### WHAT YOU HAVE TO DO
Repeat each entry word for word. Leave any images out of the copy.
** start SUPPLIED INFORMATION **
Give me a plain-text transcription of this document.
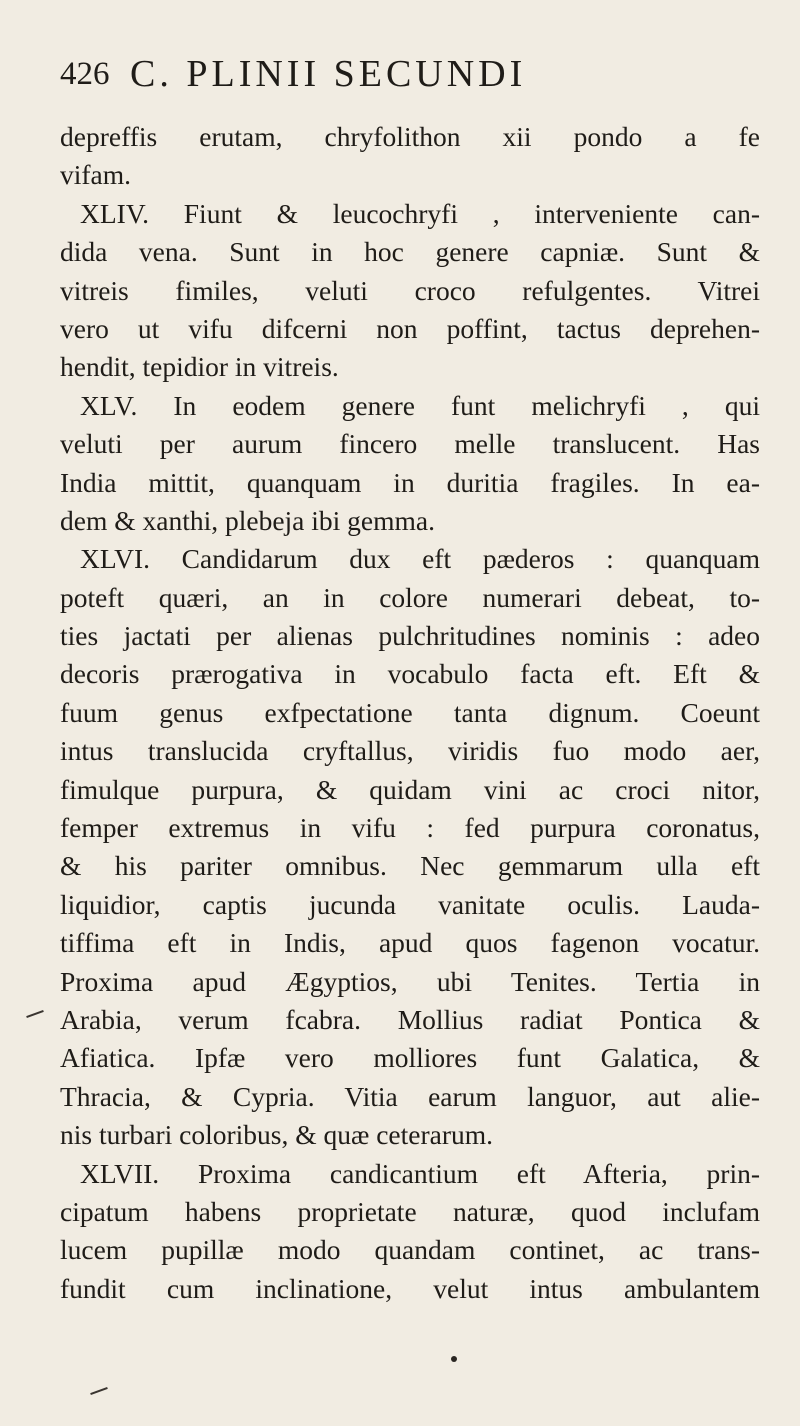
426 C. PLINII SECUNDI
depreffis erutam, chryfolithon xii pondo a fe
vifam.
XLIV. Fiunt & leucochryfi , interveniente can-
dida vena. Sunt in hoc genere capniæ. Sunt &
vitreis fimiles, veluti croco refulgentes. Vitrei
vero ut vifu difcerni non poffint, tactus deprehen-
hendit, tepidior in vitreis.
XLV. In eodem genere funt melichryfi , qui
veluti per aurum fincero melle translucent. Has
India mittit, quanquam in duritia fragiles. In ea-
dem & xanthi, plebeja ibi gemma.
XLVI. Candidarum dux eft pæderos : quanquam
poteft quæri, an in colore numerari debeat, to-
ties jactati per alienas pulchritudines nominis : adeo
decoris prærogativa in vocabulo facta eft. Eft &
fuum genus exfpectatione tanta dignum. Coeunt
intus translucida cryftallus, viridis fuo modo aer,
fimulque purpura, & quidam vini ac croci nitor,
femper extremus in vifu : fed purpura coronatus,
& his pariter omnibus. Nec gemmarum ulla eft
liquidior, captis jucunda vanitate oculis. Lauda-
tiffima eft in Indis, apud quos fagenon vocatur.
Proxima apud Ægyptios, ubi Tenites. Tertia in
Arabia, verum fcabra. Mollius radiat Pontica &
Afiatica. Ipfæ vero molliores funt Galatica, &
Thracia, & Cypria. Vitia earum languor, aut alie-
nis turbari coloribus, & quæ ceterarum.
XLVII. Proxima candicantium eft Afteria, prin-
cipatum habens proprietate naturæ, quod inclufam
lucem pupillæ modo quandam continet, ac trans-
fundit cum inclinatione, velut intus ambulantem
** end SUPPLIED INFORMATION **
### RESULT FOR THIS TASK
Give me a plain-text transcription of this document.
426 C. PLINII SECUNDI
depreffis erutam, chryfolithon xii pondo a fe
vifam.
XLIV. Fiunt & leucochryfi , interveniente can-
dida vena. Sunt in hoc genere capniæ. Sunt &
vitreis fimiles, veluti croco refulgentes. Vitrei
vero ut vifu difcerni non poffint, tactus deprehen-
hendit, tepidior in vitreis.
XLV. In eodem genere funt melichryfi , qui
veluti per aurum fincero melle translucent. Has
India mittit, quanquam in duritia fragiles. In ea-
dem & xanthi, plebeja ibi gemma.
XLVI. Candidarum dux eft pæderos : quanquam
poteft quæri, an in colore numerari debeat, to-
ties jactati per alienas pulchritudines nominis : adeo
decoris prærogativa in vocabulo facta eft. Eft &
fuum genus exfpectatione tanta dignum. Coeunt
intus translucida cryftallus, viridis fuo modo aer,
fimulque purpura, & quidam vini ac croci nitor,
femper extremus in vifu : fed purpura coronatus,
& his pariter omnibus. Nec gemmarum ulla eft
liquidior, captis jucunda vanitate oculis. Lauda-
tiffima eft in Indis, apud quos fagenon vocatur.
Proxima apud Ægyptios, ubi Tenites. Tertia in
Arabia, verum fcabra. Mollius radiat Pontica &
Afiatica. Ipfæ vero molliores funt Galatica, &
Thracia, & Cypria. Vitia earum languor, aut alie-
nis turbari coloribus, & quæ ceterarum.
XLVII. Proxima candicantium eft Afteria, prin-
cipatum habens proprietate naturæ, quod inclufam
lucem pupillæ modo quandam continet, ac trans-
fundit cum inclinatione, velut intus ambulantem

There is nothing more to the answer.